SHORT EXERCISE
Repeat the records below exactly as they appear.

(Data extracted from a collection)
--------

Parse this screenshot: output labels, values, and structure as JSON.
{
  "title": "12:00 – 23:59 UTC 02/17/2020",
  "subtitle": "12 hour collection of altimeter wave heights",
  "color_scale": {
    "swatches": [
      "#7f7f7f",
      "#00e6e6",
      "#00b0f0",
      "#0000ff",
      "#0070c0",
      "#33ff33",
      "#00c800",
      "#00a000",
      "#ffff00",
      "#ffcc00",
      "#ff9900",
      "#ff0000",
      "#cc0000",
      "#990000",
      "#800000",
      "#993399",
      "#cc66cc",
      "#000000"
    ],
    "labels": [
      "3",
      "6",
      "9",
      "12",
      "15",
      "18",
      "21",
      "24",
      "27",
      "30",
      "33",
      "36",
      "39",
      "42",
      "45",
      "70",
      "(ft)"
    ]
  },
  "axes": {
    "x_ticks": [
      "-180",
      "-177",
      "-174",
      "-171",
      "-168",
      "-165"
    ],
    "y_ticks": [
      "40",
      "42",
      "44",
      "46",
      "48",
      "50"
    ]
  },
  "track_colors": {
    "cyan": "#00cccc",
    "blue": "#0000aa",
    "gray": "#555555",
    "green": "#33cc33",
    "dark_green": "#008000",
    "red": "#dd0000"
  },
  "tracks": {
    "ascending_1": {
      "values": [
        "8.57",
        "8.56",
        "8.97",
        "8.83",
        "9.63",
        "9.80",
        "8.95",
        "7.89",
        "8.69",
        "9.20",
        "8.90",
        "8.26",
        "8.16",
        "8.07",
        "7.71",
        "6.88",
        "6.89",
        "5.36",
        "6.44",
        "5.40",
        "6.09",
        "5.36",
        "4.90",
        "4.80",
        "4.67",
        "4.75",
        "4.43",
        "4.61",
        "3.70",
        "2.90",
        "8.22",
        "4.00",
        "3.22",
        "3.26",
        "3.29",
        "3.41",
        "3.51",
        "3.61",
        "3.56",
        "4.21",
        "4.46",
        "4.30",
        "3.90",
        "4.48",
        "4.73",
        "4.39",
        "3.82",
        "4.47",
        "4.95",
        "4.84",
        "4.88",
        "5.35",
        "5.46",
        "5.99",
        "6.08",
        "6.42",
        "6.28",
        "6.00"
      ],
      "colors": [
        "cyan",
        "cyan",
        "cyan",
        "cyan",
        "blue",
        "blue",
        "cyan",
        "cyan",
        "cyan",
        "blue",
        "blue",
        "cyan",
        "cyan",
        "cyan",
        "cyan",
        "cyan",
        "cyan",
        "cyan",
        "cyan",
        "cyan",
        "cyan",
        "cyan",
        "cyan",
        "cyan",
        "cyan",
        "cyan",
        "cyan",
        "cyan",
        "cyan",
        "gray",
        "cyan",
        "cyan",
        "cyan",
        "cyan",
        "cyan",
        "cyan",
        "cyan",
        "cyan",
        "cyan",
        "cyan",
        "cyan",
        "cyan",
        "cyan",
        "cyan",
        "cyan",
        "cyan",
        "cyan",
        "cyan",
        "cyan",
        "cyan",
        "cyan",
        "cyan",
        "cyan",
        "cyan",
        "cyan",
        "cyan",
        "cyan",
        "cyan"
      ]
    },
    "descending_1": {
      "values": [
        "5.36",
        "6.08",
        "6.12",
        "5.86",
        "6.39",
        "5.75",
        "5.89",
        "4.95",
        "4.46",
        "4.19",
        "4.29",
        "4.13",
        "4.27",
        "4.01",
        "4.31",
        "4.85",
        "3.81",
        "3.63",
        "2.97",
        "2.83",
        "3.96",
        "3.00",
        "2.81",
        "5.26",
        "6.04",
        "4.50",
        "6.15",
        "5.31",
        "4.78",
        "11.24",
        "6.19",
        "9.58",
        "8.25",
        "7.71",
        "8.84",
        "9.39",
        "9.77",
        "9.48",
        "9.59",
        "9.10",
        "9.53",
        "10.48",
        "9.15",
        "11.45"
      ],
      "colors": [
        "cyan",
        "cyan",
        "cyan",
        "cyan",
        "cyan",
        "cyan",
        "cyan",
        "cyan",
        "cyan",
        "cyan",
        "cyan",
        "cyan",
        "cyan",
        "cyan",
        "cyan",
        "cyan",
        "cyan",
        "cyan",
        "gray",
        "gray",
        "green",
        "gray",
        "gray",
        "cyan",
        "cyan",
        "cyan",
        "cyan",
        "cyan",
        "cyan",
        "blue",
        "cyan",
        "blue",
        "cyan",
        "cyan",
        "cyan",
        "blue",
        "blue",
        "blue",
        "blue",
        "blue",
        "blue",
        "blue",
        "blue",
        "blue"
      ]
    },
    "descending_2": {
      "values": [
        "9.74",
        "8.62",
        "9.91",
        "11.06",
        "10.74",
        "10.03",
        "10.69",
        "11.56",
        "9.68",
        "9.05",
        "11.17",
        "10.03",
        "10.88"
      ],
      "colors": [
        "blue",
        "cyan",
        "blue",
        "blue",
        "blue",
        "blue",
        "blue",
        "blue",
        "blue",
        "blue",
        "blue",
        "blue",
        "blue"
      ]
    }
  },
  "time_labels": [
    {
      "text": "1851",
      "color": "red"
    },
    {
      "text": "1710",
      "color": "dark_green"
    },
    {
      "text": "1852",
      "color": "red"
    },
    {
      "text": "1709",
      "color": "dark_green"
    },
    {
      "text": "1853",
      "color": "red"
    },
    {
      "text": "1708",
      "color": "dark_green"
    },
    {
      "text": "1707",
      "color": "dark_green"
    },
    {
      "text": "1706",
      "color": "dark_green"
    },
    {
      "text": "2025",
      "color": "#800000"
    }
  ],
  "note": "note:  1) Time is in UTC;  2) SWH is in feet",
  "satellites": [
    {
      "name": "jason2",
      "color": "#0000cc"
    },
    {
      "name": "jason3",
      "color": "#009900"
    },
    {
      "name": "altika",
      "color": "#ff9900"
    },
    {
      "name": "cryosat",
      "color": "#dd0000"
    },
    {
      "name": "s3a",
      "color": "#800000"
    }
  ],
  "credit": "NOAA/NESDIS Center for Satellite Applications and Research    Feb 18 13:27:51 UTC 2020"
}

--------

ANSWER TO THIS EXERCISE
Parse this screenshot: output labels, values, and structure as JSON.
{
  "title": "12:00 – 23:59 UTC 02/17/2020",
  "subtitle": "12 hour collection of altimeter wave heights",
  "color_scale": {
    "swatches": [
      "#7f7f7f",
      "#00e6e6",
      "#00b0f0",
      "#0000ff",
      "#0070c0",
      "#33ff33",
      "#00c800",
      "#00a000",
      "#ffff00",
      "#ffcc00",
      "#ff9900",
      "#ff0000",
      "#cc0000",
      "#990000",
      "#800000",
      "#993399",
      "#cc66cc",
      "#000000"
    ],
    "labels": [
      "3",
      "6",
      "9",
      "12",
      "15",
      "18",
      "21",
      "24",
      "27",
      "30",
      "33",
      "36",
      "39",
      "42",
      "45",
      "70",
      "(ft)"
    ]
  },
  "axes": {
    "x_ticks": [
      "-180",
      "-177",
      "-174",
      "-171",
      "-168",
      "-165"
    ],
    "y_ticks": [
      "40",
      "42",
      "44",
      "46",
      "48",
      "50"
    ]
  },
  "track_colors": {
    "cyan": "#00cccc",
    "blue": "#0000aa",
    "gray": "#555555",
    "green": "#33cc33",
    "dark_green": "#008000",
    "red": "#dd0000"
  },
  "tracks": {
    "ascending_1": {
      "values": [
        "8.57",
        "8.56",
        "8.97",
        "8.83",
        "9.63",
        "9.80",
        "8.95",
        "7.89",
        "8.69",
        "9.20",
        "8.90",
        "8.26",
        "8.16",
        "8.07",
        "7.71",
        "6.88",
        "6.89",
        "5.36",
        "6.44",
        "5.40",
        "6.09",
        "5.36",
        "4.90",
        "4.80",
        "4.67",
        "4.75",
        "4.43",
        "4.61",
        "3.70",
        "2.90",
        "8.22",
        "4.00",
        "3.22",
        "3.26",
        "3.29",
        "3.41",
        "3.51",
        "3.61",
        "3.56",
        "4.21",
        "4.46",
        "4.30",
        "3.90",
        "4.48",
        "4.73",
        "4.39",
        "3.82",
        "4.47",
        "4.95",
        "4.84",
        "4.88",
        "5.35",
        "5.46",
        "5.99",
        "6.08",
        "6.42",
        "6.28",
        "6.00"
      ],
      "colors": [
        "cyan",
        "cyan",
        "cyan",
        "cyan",
        "blue",
        "blue",
        "cyan",
        "cyan",
        "cyan",
        "blue",
        "blue",
        "cyan",
        "cyan",
        "cyan",
        "cyan",
        "cyan",
        "cyan",
        "cyan",
        "cyan",
        "cyan",
        "cyan",
        "cyan",
        "cyan",
        "cyan",
        "cyan",
        "cyan",
        "cyan",
        "cyan",
        "cyan",
        "gray",
        "cyan",
        "cyan",
        "cyan",
        "cyan",
        "cyan",
        "cyan",
        "cyan",
        "cyan",
        "cyan",
        "cyan",
        "cyan",
        "cyan",
        "cyan",
        "cyan",
        "cyan",
        "cyan",
        "cyan",
        "cyan",
        "cyan",
        "cyan",
        "cyan",
        "cyan",
        "cyan",
        "cyan",
        "cyan",
        "cyan",
        "cyan",
        "cyan"
      ]
    },
    "descending_1": {
      "values": [
        "5.36",
        "6.08",
        "6.12",
        "5.86",
        "6.39",
        "5.75",
        "5.89",
        "4.95",
        "4.46",
        "4.19",
        "4.29",
        "4.13",
        "4.27",
        "4.01",
        "4.31",
        "4.85",
        "3.81",
        "3.63",
        "2.97",
        "2.83",
        "3.96",
        "3.00",
        "2.81",
        "5.26",
        "6.04",
        "4.50",
        "6.15",
        "5.31",
        "4.78",
        "11.24",
        "6.19",
        "9.58",
        "8.25",
        "7.71",
        "8.84",
        "9.39",
        "9.77",
        "9.48",
        "9.59",
        "9.10",
        "9.53",
        "10.48",
        "9.15",
        "11.45"
      ],
      "colors": [
        "cyan",
        "cyan",
        "cyan",
        "cyan",
        "cyan",
        "cyan",
        "cyan",
        "cyan",
        "cyan",
        "cyan",
        "cyan",
        "cyan",
        "cyan",
        "cyan",
        "cyan",
        "cyan",
        "cyan",
        "cyan",
        "gray",
        "gray",
        "green",
        "gray",
        "gray",
        "cyan",
        "cyan",
        "cyan",
        "cyan",
        "cyan",
        "cyan",
        "blue",
        "cyan",
        "blue",
        "cyan",
        "cyan",
        "cyan",
        "blue",
        "blue",
        "blue",
        "blue",
        "blue",
        "blue",
        "blue",
        "blue",
        "blue"
      ]
    },
    "descending_2": {
      "values": [
        "9.74",
        "8.62",
        "9.91",
        "11.06",
        "10.74",
        "10.03",
        "10.69",
        "11.56",
        "9.68",
        "9.05",
        "11.17",
        "10.03",
        "10.88"
      ],
      "colors": [
        "blue",
        "cyan",
        "blue",
        "blue",
        "blue",
        "blue",
        "blue",
        "blue",
        "blue",
        "blue",
        "blue",
        "blue",
        "blue"
      ]
    }
  },
  "time_labels": [
    {
      "text": "1851",
      "color": "red"
    },
    {
      "text": "1710",
      "color": "dark_green"
    },
    {
      "text": "1852",
      "color": "red"
    },
    {
      "text": "1709",
      "color": "dark_green"
    },
    {
      "text": "1853",
      "color": "red"
    },
    {
      "text": "1708",
      "color": "dark_green"
    },
    {
      "text": "1707",
      "color": "dark_green"
    },
    {
      "text": "1706",
      "color": "dark_green"
    },
    {
      "text": "2025",
      "color": "#800000"
    }
  ],
  "note": "note:  1) Time is in UTC;  2) SWH is in feet",
  "satellites": [
    {
      "name": "jason2",
      "color": "#0000cc"
    },
    {
      "name": "jason3",
      "color": "#009900"
    },
    {
      "name": "altika",
      "color": "#ff9900"
    },
    {
      "name": "cryosat",
      "color": "#dd0000"
    },
    {
      "name": "s3a",
      "color": "#800000"
    }
  ],
  "credit": "NOAA/NESDIS Center for Satellite Applications and Research    Feb 18 13:27:51 UTC 2020"
}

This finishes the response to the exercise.